═════ Records to process
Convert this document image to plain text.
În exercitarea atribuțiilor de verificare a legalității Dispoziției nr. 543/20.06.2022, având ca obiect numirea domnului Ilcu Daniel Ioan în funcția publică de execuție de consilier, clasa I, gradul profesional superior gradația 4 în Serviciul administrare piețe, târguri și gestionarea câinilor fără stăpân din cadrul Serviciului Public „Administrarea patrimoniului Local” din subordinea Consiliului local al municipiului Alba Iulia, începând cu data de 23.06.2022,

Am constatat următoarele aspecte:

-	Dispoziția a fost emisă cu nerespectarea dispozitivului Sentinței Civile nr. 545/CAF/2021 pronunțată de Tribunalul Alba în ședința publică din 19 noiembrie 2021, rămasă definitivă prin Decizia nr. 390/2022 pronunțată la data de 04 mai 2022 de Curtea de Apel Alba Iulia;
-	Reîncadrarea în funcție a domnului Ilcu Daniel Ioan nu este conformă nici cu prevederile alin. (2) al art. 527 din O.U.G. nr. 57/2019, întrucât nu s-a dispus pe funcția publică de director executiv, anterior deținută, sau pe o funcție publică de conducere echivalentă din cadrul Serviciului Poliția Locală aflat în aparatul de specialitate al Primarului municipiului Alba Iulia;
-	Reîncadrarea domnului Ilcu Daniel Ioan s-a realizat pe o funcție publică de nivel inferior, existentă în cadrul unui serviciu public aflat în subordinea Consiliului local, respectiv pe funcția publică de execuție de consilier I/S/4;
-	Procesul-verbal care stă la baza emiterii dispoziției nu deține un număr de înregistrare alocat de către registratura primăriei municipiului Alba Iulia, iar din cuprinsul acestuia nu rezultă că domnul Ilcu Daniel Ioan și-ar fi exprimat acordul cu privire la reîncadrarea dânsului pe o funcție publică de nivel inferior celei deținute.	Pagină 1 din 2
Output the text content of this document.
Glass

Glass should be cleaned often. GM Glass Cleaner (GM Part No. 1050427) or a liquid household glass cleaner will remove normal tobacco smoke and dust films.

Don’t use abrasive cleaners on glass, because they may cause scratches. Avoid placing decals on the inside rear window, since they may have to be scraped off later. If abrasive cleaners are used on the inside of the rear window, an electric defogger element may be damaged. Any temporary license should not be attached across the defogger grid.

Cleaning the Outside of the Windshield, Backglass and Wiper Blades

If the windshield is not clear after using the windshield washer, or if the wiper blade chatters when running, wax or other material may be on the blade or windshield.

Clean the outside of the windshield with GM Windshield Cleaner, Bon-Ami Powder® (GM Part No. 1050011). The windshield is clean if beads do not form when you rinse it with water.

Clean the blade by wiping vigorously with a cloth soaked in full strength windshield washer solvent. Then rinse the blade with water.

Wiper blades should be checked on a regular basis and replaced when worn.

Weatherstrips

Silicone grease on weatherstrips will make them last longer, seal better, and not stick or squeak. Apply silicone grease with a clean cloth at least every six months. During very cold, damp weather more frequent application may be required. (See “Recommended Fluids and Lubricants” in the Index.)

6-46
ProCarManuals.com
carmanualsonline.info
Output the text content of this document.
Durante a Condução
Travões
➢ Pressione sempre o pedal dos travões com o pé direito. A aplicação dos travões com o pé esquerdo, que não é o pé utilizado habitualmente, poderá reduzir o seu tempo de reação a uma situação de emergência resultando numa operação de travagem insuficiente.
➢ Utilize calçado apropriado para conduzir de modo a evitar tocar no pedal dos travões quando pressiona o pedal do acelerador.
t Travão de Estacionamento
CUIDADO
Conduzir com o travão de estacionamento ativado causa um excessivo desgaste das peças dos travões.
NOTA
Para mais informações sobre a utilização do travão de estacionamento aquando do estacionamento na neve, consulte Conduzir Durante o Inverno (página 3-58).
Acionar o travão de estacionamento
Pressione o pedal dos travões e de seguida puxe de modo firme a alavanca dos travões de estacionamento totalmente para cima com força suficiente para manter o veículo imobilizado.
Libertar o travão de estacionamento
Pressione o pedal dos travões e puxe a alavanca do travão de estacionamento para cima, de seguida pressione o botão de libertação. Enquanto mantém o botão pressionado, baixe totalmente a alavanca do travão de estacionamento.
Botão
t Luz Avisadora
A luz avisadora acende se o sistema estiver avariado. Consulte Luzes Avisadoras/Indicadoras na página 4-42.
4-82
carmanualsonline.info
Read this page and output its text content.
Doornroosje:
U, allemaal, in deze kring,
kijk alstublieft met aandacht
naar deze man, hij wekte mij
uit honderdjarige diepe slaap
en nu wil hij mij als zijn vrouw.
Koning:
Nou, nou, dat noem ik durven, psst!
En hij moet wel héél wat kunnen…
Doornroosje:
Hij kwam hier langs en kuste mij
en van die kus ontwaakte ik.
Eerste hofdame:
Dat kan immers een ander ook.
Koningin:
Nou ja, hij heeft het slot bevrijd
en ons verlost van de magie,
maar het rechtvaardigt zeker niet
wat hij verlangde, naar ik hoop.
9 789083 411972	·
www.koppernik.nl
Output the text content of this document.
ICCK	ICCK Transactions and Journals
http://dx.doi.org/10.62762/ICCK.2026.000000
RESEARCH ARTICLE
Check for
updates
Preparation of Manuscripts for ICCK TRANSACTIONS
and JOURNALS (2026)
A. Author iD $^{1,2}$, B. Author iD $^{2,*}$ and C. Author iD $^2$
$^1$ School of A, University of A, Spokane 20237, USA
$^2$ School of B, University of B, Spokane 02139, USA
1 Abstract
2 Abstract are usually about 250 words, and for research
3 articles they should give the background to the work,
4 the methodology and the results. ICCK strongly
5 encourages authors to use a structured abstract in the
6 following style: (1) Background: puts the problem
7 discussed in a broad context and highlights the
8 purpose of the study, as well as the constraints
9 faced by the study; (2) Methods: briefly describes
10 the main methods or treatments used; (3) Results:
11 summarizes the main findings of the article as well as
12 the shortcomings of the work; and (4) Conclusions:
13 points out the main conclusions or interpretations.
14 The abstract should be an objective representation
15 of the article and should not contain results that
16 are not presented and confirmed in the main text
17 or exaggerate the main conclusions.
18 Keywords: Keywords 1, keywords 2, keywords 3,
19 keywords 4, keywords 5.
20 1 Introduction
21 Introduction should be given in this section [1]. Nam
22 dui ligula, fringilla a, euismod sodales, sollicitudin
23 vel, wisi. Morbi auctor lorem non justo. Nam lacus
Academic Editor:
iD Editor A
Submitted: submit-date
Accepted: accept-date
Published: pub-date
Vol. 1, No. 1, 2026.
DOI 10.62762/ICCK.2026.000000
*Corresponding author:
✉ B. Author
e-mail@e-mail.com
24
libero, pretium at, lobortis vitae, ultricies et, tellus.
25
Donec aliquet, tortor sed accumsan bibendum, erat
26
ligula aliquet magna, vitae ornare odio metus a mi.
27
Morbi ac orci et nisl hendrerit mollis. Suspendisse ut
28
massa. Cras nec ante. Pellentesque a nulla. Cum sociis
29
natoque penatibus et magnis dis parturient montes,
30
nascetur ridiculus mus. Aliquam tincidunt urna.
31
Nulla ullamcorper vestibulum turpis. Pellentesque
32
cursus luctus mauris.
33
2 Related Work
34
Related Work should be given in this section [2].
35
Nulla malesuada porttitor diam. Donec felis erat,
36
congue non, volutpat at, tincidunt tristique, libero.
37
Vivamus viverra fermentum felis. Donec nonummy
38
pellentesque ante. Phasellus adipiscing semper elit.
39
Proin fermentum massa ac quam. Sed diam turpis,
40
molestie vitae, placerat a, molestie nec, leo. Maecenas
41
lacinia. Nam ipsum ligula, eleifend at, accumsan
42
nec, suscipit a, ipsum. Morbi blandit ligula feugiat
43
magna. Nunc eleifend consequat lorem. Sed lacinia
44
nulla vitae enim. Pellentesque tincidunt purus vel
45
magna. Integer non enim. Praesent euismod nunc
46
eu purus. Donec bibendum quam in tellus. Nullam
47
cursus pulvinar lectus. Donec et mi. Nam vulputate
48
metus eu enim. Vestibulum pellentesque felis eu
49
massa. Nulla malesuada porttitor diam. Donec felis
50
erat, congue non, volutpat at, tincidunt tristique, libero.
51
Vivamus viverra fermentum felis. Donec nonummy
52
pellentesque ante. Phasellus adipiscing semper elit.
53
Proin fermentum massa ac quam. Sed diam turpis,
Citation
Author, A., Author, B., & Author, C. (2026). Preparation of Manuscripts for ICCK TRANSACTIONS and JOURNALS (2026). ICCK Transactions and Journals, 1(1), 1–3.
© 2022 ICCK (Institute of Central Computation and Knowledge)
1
══════════
Request: Find each line that has the word "aliquet", then copy it out.

Complete response:
Donec aliquet, tortor sed accumsan bibendum, erat
ligula aliquet magna, vitae ornare odio metus a mi.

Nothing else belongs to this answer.